• **Task details**: In the entries below, locate the line with "Output the text content of this document.", then give again that line and all lines after it, exactly, with pictures omitted.

[Data records]
┄┄┄┄┄┄

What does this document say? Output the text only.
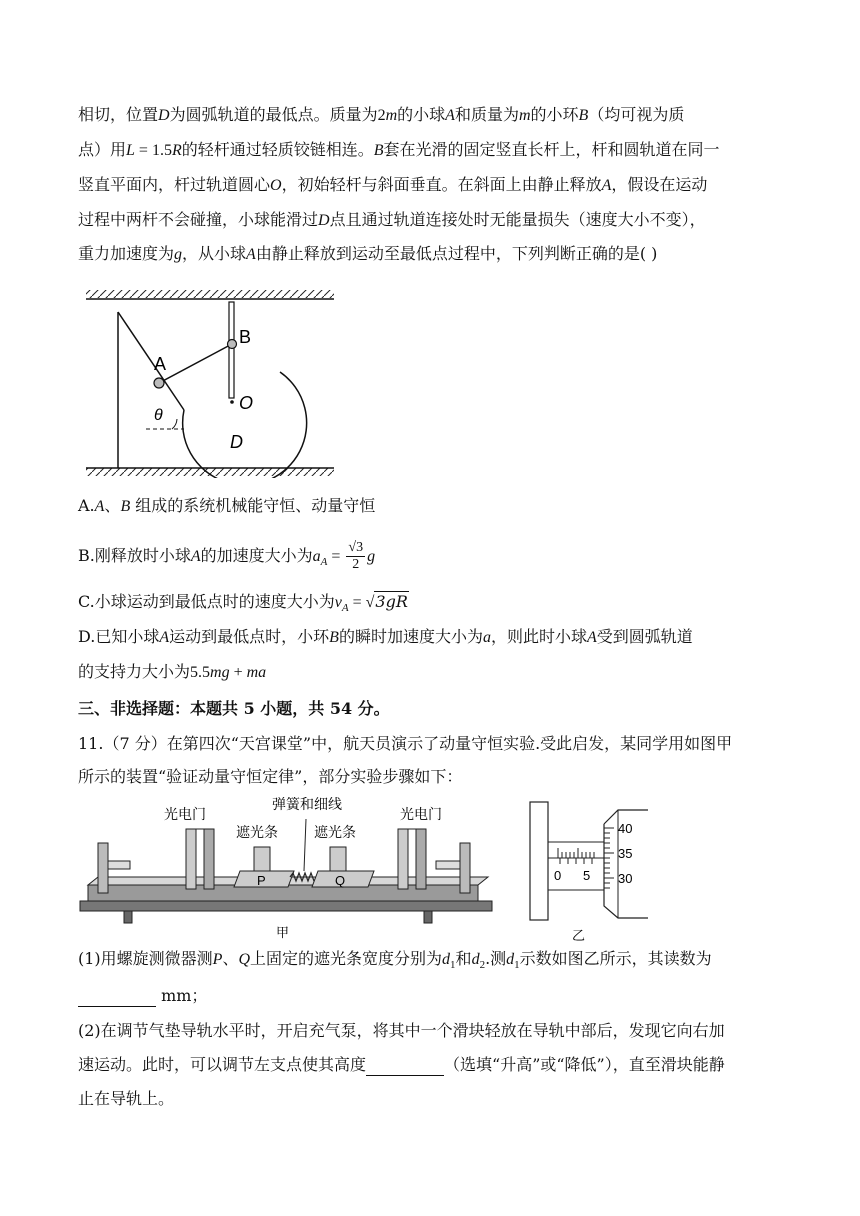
相切，位置D为圆弧轨道的最低点。质量为2m的小球A和质量为m的小环B（均可视为质
点）用L = 1.5R的轻杆通过轻质铰链相连。B套在光滑的固定竖直长杆上，杆和圆轨道在同一
竖直平面内，杆过轨道圆心O，初始轻杆与斜面垂直。在斜面上由静止释放A，假设在运动
过程中两杆不会碰撞，小球能滑过D点且通过轨道连接处时无能量损失（速度大小不变），
重力加速度为g，从小球A由静止释放到运动至最低点过程中，下列判断正确的是( )
A
B
O
D
θ
A.A、B 组成的系统机械能守恒、动量守恒
B.刚释放时小球A的加速度大小为$a_A = \frac{√3}{2}$ g
C.小球运动到最低点时的速度大小为$v_A = √3gR$
D.已知小球A运动到最低点时，小环B的瞬时加速度大小为a，则此时小球A受到圆弧轨道
的支持力大小为5.5mg + ma
三、非选择题：本题共 5 小题，共 54 分。
11.（7 分）在第四次“天宫课堂”中，航天员演示了动量守恒实验.受此启发，某同学用如图甲
所示的装置“验证动量守恒定律”，部分实验步骤如下：
光电门	光电门
弹簧和细线
遮光条	遮光条
P	Q
甲
40
35
30
0 5
乙
(1)用螺旋测微器测P、Q上固定的遮光条宽度分别为$d_1$和$d_2$.测$d_1$示数如图乙所示，其读数为
mm；
(2)在调节气垫导轨水平时，开启充气泵，将其中一个滑块轻放在导轨中部后，发现它向右加
速运动。此时，可以调节左支点使其高度	（选填“升高”或“降低”），直至滑块能静
止在导轨上。
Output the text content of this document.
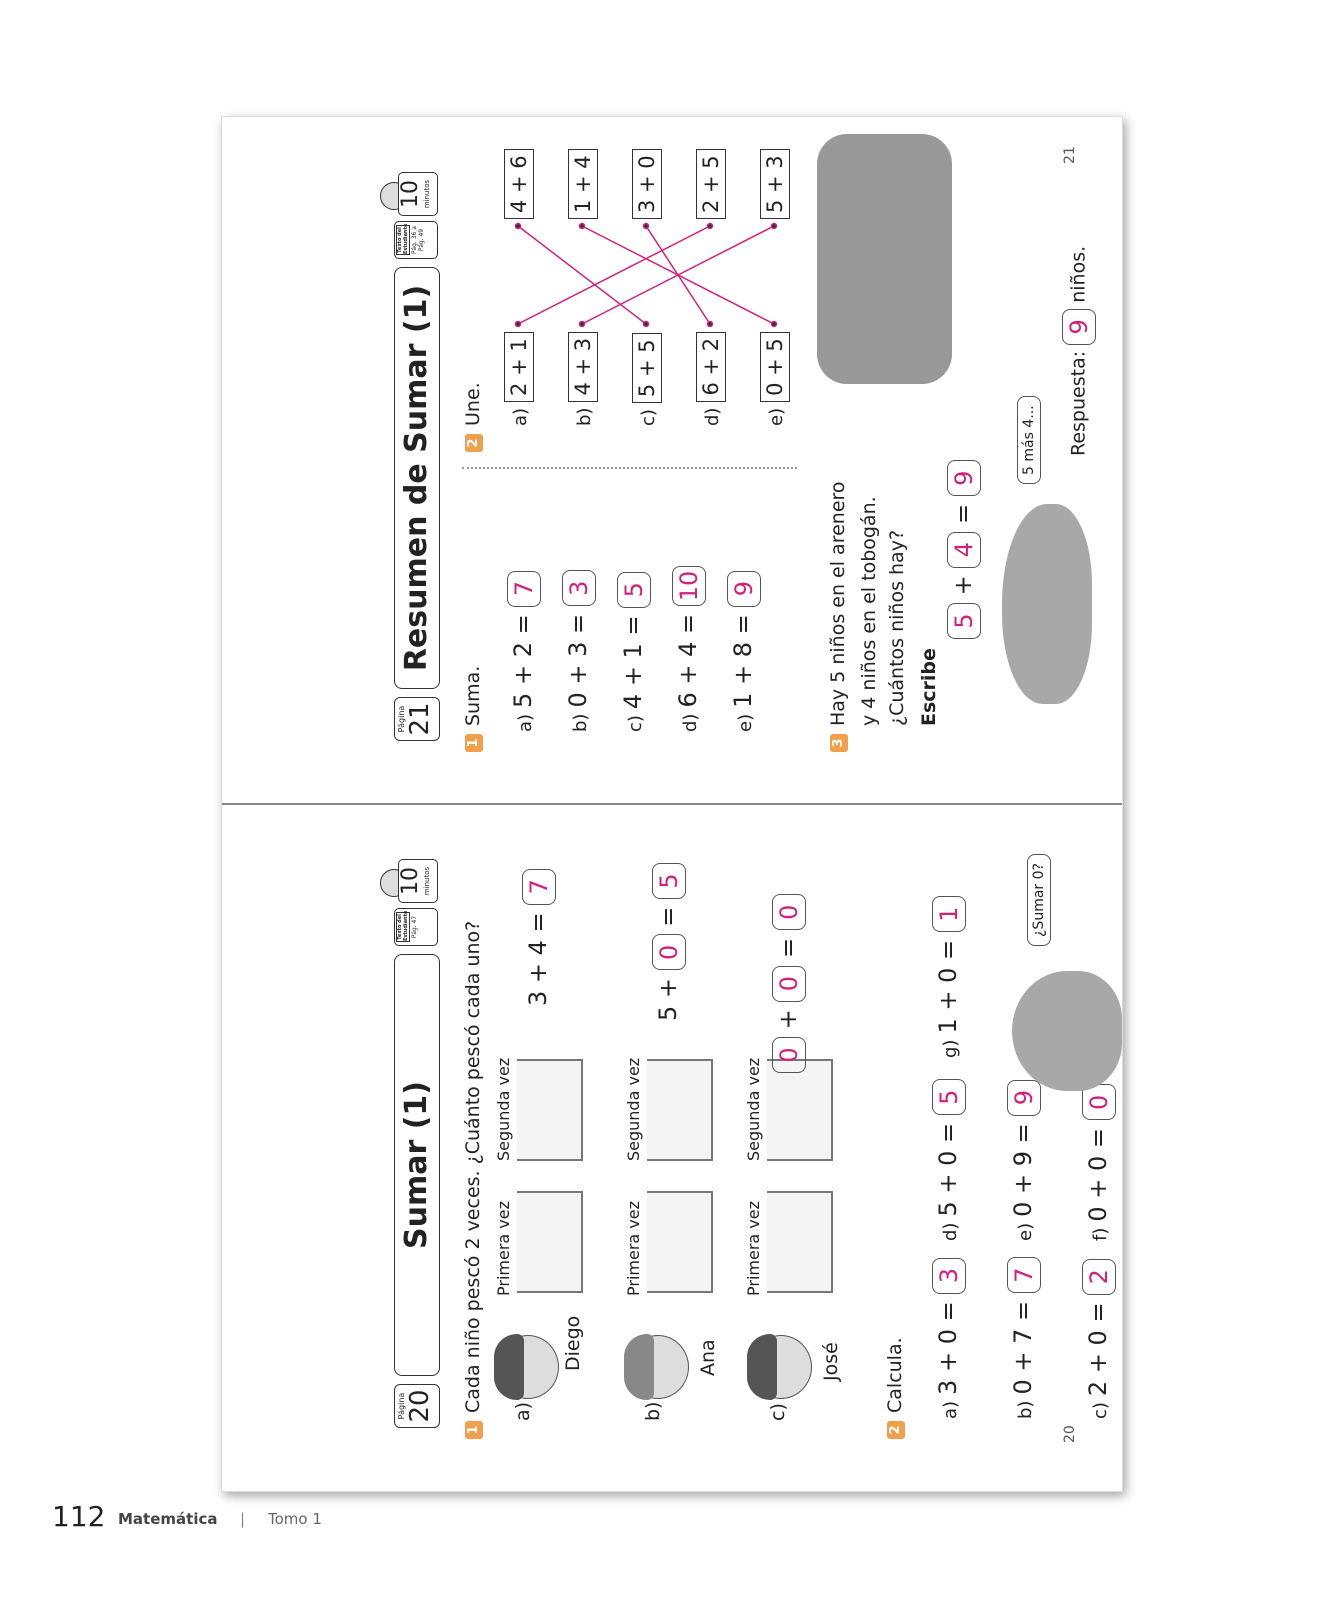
Página 20
Sumar (1)
Texto del Estudiante Pág. 47
10 minutos
1Cada niño pescó 2 veces. ¿Cuánto pescó cada uno? a)
Diego
Primera vez
Segunda vez
3 + 4 = 7
b)
Ana
Primera vez
Segunda vez
5 + 0 = 5
c)
José
Primera vez
Segunda vez
0 + 0 = 0
2Calcula.	a)3 + 0 = 3
b)0 + 7 = 7
c)2 + 0 = 2
d)5 + 0 = 5
e)0 + 9 = 9
f)0 + 0 = 0
g)1 + 0 = 1	¿Sumar 0?
20
Página 21
Resumen de Sumar (1)
Texto del Estudiante Pág. 36 a Pág. 49
10 minutos
1Suma.	a)5 + 2 = 7
b)0 + 3 = 3
c)4 + 1 = 5
d)6 + 4 = 10
e)1 + 8 = 9
2Une.	a)2 + 1
b)4 + 3
c)5 + 5
d)6 + 2
e)0 + 5
4 + 6 1 + 4 3 + 0 2 + 5 5 + 3
3Hay 5 niños en el arenero y 4 niños en el tobogán. ¿Cuántos niños hay? Escribe
5 + 4 = 9
5 más 4... Respuesta: 9 niños.
21
112 Matemática | Tomo 1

┄┄┄┄┄┄

• **Worked answer**:
Output the text content of this document.
Página 20
Sumar (1)
Texto del Estudiante Pág. 47
10 minutos
1Cada niño pescó 2 veces. ¿Cuánto pescó cada uno? a)
Diego
Primera vez
Segunda vez
3 + 4 = 7
b)
Ana
Primera vez
Segunda vez
5 + 0 = 5
c)
José
Primera vez
Segunda vez
0 + 0 = 0
2Calcula.	a)3 + 0 = 3
b)0 + 7 = 7
c)2 + 0 = 2
d)5 + 0 = 5
e)0 + 9 = 9
f)0 + 0 = 0
g)1 + 0 = 1	¿Sumar 0?
20
Página 21
Resumen de Sumar (1)
Texto del Estudiante Pág. 36 a Pág. 49
10 minutos
1Suma.	a)5 + 2 = 7
b)0 + 3 = 3
c)4 + 1 = 5
d)6 + 4 = 10
e)1 + 8 = 9
2Une.	a)2 + 1
b)4 + 3
c)5 + 5
d)6 + 2
e)0 + 5
4 + 6 1 + 4 3 + 0 2 + 5 5 + 3
3Hay 5 niños en el arenero y 4 niños en el tobogán. ¿Cuántos niños hay? Escribe
5 + 4 = 9
5 más 4... Respuesta: 9 niños.
21
112 Matemática | Tomo 1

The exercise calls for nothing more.